**Objective**
Copy out each line in the material below that has the word "התעמלות".
Begin Data for the task
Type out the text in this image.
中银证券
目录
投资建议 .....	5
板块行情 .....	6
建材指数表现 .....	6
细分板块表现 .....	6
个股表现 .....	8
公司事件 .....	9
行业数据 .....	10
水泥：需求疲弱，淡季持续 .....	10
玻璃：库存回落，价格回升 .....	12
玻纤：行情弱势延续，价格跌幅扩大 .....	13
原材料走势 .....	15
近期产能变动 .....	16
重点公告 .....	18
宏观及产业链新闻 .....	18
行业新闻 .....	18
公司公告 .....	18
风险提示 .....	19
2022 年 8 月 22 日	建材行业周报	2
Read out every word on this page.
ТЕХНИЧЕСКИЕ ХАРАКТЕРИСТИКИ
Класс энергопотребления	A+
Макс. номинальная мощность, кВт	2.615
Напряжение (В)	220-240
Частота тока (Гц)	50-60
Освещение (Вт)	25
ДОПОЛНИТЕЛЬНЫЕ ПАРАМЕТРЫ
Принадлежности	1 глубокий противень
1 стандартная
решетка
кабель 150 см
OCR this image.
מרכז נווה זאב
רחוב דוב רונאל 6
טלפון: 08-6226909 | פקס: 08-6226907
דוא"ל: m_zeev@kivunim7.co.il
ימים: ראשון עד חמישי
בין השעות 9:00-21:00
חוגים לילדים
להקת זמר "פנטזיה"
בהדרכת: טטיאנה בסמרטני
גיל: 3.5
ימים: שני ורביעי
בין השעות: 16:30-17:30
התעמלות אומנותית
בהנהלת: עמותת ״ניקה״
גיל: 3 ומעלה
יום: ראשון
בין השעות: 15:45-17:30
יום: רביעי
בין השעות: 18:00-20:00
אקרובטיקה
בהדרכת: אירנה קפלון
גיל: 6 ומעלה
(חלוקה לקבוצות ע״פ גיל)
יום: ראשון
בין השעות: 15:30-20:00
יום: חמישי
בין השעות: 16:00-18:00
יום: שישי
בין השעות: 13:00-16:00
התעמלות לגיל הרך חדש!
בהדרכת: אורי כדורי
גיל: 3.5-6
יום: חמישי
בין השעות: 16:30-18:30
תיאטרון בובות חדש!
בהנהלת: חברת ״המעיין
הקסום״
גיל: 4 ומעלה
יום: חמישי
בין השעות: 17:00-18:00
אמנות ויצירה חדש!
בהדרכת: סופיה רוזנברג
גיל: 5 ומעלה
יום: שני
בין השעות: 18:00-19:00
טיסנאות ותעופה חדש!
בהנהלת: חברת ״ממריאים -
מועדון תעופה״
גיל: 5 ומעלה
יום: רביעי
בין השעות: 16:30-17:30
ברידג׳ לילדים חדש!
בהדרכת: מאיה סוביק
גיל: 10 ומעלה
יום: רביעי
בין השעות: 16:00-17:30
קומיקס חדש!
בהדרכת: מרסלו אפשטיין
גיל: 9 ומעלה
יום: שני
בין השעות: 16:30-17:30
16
End Data for the task
**Final answer**
התעמלות אומנותית
התעמלות לגיל הרך חדש!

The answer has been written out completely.